— Task —
Reproduce every line of the material below without changing a single character.

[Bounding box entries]
_ _ _ _ _

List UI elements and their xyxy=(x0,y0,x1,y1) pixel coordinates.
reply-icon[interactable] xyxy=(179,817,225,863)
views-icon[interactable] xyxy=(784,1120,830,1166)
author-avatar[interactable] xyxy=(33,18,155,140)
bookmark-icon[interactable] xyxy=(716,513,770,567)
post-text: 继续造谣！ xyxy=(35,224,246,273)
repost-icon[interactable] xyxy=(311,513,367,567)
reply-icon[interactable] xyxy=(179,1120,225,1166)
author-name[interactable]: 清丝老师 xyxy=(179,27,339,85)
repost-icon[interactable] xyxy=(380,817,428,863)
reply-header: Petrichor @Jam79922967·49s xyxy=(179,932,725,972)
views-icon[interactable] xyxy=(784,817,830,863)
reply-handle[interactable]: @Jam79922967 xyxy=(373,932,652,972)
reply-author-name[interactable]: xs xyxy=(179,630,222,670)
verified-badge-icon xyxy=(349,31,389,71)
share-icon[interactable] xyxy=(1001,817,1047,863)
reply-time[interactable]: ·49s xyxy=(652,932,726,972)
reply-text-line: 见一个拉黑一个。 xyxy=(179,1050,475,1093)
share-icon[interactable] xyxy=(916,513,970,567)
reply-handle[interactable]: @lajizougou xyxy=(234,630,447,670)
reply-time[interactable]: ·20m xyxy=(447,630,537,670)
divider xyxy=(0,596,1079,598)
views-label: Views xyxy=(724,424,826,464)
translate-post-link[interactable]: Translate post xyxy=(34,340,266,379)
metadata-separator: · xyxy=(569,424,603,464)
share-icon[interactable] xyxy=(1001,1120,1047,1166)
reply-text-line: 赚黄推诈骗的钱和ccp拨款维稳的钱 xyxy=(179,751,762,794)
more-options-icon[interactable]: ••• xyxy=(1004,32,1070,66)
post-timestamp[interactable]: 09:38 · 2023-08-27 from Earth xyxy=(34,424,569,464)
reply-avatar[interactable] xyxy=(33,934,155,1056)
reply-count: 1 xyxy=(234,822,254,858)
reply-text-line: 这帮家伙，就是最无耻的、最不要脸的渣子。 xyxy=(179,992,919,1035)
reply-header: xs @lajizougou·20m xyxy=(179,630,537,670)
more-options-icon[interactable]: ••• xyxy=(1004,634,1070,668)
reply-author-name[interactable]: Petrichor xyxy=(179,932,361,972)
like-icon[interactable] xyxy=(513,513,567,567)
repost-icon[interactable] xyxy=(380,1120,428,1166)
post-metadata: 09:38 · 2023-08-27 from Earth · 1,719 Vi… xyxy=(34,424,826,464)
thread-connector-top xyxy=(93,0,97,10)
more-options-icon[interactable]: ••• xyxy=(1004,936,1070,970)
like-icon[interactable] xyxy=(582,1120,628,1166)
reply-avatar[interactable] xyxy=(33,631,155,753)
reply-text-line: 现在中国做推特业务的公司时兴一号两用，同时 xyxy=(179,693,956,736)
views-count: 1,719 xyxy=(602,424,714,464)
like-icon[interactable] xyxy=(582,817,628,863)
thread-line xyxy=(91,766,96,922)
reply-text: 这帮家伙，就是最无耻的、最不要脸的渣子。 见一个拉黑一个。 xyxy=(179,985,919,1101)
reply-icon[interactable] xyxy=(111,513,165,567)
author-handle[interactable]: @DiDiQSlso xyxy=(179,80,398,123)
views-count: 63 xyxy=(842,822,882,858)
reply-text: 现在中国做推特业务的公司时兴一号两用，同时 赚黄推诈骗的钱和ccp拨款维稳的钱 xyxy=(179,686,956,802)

_ _ _ _ _

— Full output —
List UI elements and their xyxy=(x0,y0,x1,y1) pixel coordinates.
reply-icon[interactable] xyxy=(179,817,225,863)
views-icon[interactable] xyxy=(784,1120,830,1166)
author-avatar[interactable] xyxy=(33,18,155,140)
bookmark-icon[interactable] xyxy=(716,513,770,567)
post-text: 继续造谣！ xyxy=(35,224,246,273)
repost-icon[interactable] xyxy=(311,513,367,567)
reply-icon[interactable] xyxy=(179,1120,225,1166)
author-name[interactable]: 清丝老师 xyxy=(179,27,339,85)
repost-icon[interactable] xyxy=(380,817,428,863)
reply-header: Petrichor @Jam79922967·49s xyxy=(179,932,725,972)
views-icon[interactable] xyxy=(784,817,830,863)
reply-handle[interactable]: @Jam79922967 xyxy=(373,932,652,972)
reply-author-name[interactable]: xs xyxy=(179,630,222,670)
verified-badge-icon xyxy=(349,31,389,71)
share-icon[interactable] xyxy=(1001,817,1047,863)
reply-time[interactable]: ·49s xyxy=(652,932,726,972)
reply-text-line: 见一个拉黑一个。 xyxy=(179,1050,475,1093)
share-icon[interactable] xyxy=(916,513,970,567)
reply-handle[interactable]: @lajizougou xyxy=(234,630,447,670)
reply-time[interactable]: ·20m xyxy=(447,630,537,670)
divider xyxy=(0,596,1079,598)
views-label: Views xyxy=(724,424,826,464)
translate-post-link[interactable]: Translate post xyxy=(34,340,266,379)
metadata-separator: · xyxy=(569,424,603,464)
share-icon[interactable] xyxy=(1001,1120,1047,1166)
reply-text-line: 赚黄推诈骗的钱和ccp拨款维稳的钱 xyxy=(179,751,762,794)
more-options-icon[interactable]: ••• xyxy=(1004,32,1070,66)
post-timestamp[interactable]: 09:38 · 2023-08-27 from Earth xyxy=(34,424,569,464)
reply-avatar[interactable] xyxy=(33,934,155,1056)
reply-count: 1 xyxy=(234,822,254,858)
reply-text-line: 这帮家伙，就是最无耻的、最不要脸的渣子。 xyxy=(179,992,919,1035)
reply-header: xs @lajizougou·20m xyxy=(179,630,537,670)
more-options-icon[interactable]: ••• xyxy=(1004,634,1070,668)
reply-author-name[interactable]: Petrichor xyxy=(179,932,361,972)
like-icon[interactable] xyxy=(513,513,567,567)
repost-icon[interactable] xyxy=(380,1120,428,1166)
post-metadata: 09:38 · 2023-08-27 from Earth · 1,719 Vi… xyxy=(34,424,826,464)
thread-connector-top xyxy=(93,0,97,10)
more-options-icon[interactable]: ••• xyxy=(1004,936,1070,970)
like-icon[interactable] xyxy=(582,1120,628,1166)
reply-avatar[interactable] xyxy=(33,631,155,753)
reply-text-line: 现在中国做推特业务的公司时兴一号两用，同时 xyxy=(179,693,956,736)
views-count: 1,719 xyxy=(602,424,714,464)
like-icon[interactable] xyxy=(582,817,628,863)
thread-line xyxy=(91,766,96,922)
reply-text: 这帮家伙，就是最无耻的、最不要脸的渣子。 见一个拉黑一个。 xyxy=(179,985,919,1101)
reply-icon[interactable] xyxy=(111,513,165,567)
author-handle[interactable]: @DiDiQSlso xyxy=(179,80,398,123)
views-count: 63 xyxy=(842,822,882,858)
reply-text: 现在中国做推特业务的公司时兴一号两用，同时 赚黄推诈骗的钱和ccp拨款维稳的钱 xyxy=(179,686,956,802)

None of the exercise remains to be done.